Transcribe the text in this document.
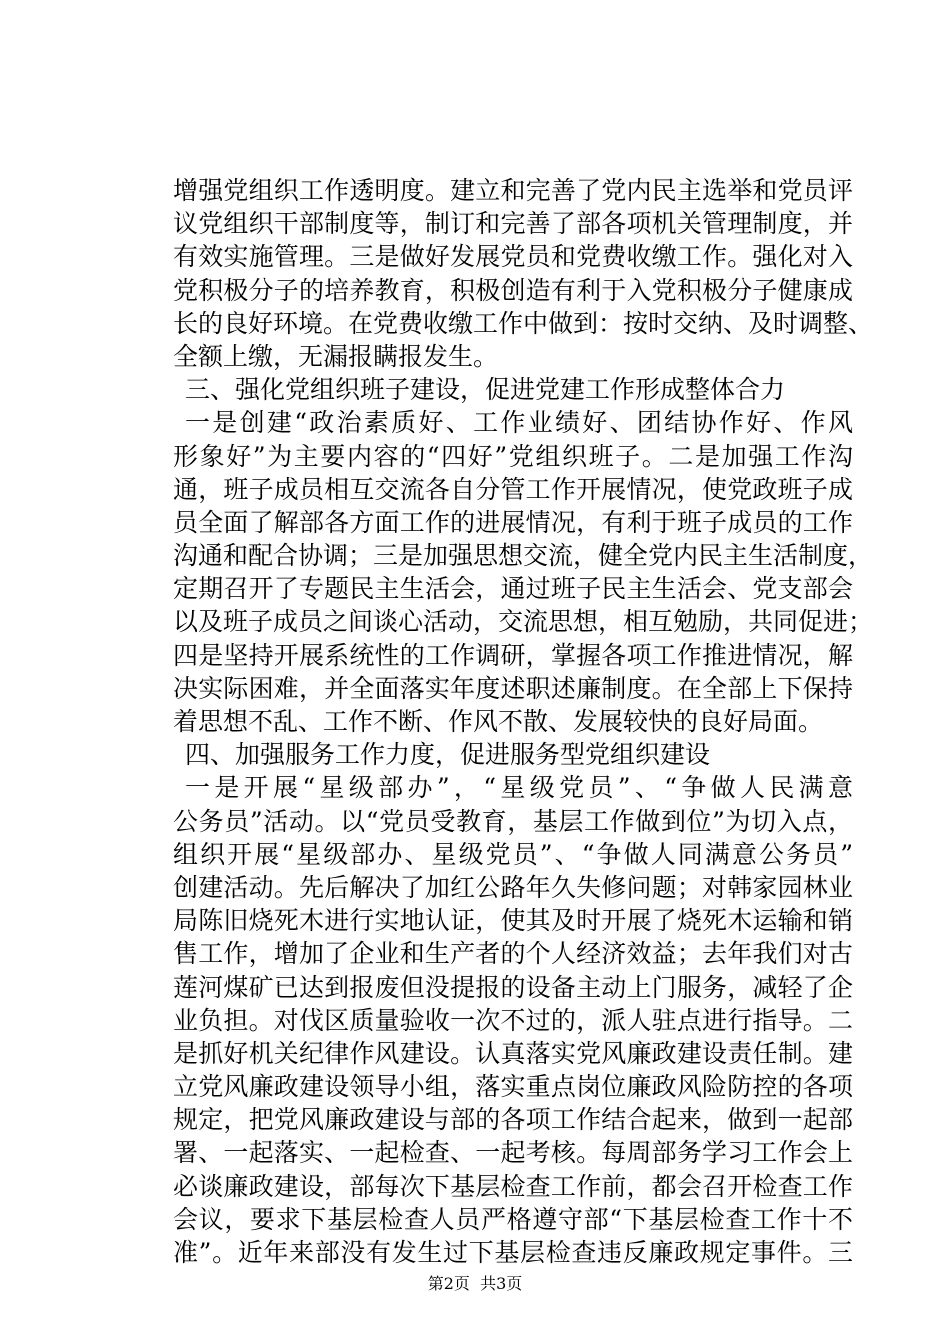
增强党组织工作透明度。建立和完善了党内民主选举和党员评
议党组织干部制度等，制订和完善了部各项机关管理制度，并
有效实施管理。三是做好发展党员和党费收缴工作。强化对入
党积极分子的培养教育，积极创造有利于入党积极分子健康成
长的良好环境。在党费收缴工作中做到：按时交纳、及时调整、
全额上缴，无漏报瞒报发生。
三、强化党组织班子建设，促进党建工作形成整体合力
一是创建“政治素质好、工作业绩好、团结协作好、作风
形象好”为主要内容的“四好”党组织班子。二是加强工作沟
通，班子成员相互交流各自分管工作开展情况，使党政班子成
员全面了解部各方面工作的进展情况，有利于班子成员的工作
沟通和配合协调；三是加强思想交流，健全党内民主生活制度，
定期召开了专题民主生活会，通过班子民主生活会、党支部会
以及班子成员之间谈心活动，交流思想，相互勉励，共同促进；
四是坚持开展系统性的工作调研，掌握各项工作推进情况，解
决实际困难，并全面落实年度述职述廉制度。在全部上下保持
着思想不乱、工作不断、作风不散、发展较快的良好局面。
四、加强服务工作力度，促进服务型党组织建设
一是开展“星级部办”，“星级党员”、“争做人民满意
公务员”活动。以“党员受教育，基层工作做到位”为切入点，
组织开展“星级部办、星级党员”、“争做人同满意公务员”
创建活动。先后解决了加红公路年久失修问题；对韩家园林业
局陈旧烧死木进行实地认证，使其及时开展了烧死木运输和销
售工作，增加了企业和生产者的个人经济效益；去年我们对古
莲河煤矿已达到报废但没提报的设备主动上门服务，减轻了企
业负担。对伐区质量验收一次不过的，派人驻点进行指导。二
是抓好机关纪律作风建设。认真落实党风廉政建设责任制。建
立党风廉政建设领导小组，落实重点岗位廉政风险防控的各项
规定，把党风廉政建设与部的各项工作结合起来，做到一起部
署、一起落实、一起检查、一起考核。每周部务学习工作会上
必谈廉政建设，部每次下基层检查工作前，都会召开检查工作
会议，要求下基层检查人员严格遵守部“下基层检查工作十不
准”。近年来部没有发生过下基层检查违反廉政规定事件。三
第2页  共3页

= = = =

Search the lines above for the string "星级党员" and copy each line that has it.

一是开展“星级部办”，“星级党员”、“争做人民满意
组织开展“星级部办、星级党员”、“争做人同满意公务员”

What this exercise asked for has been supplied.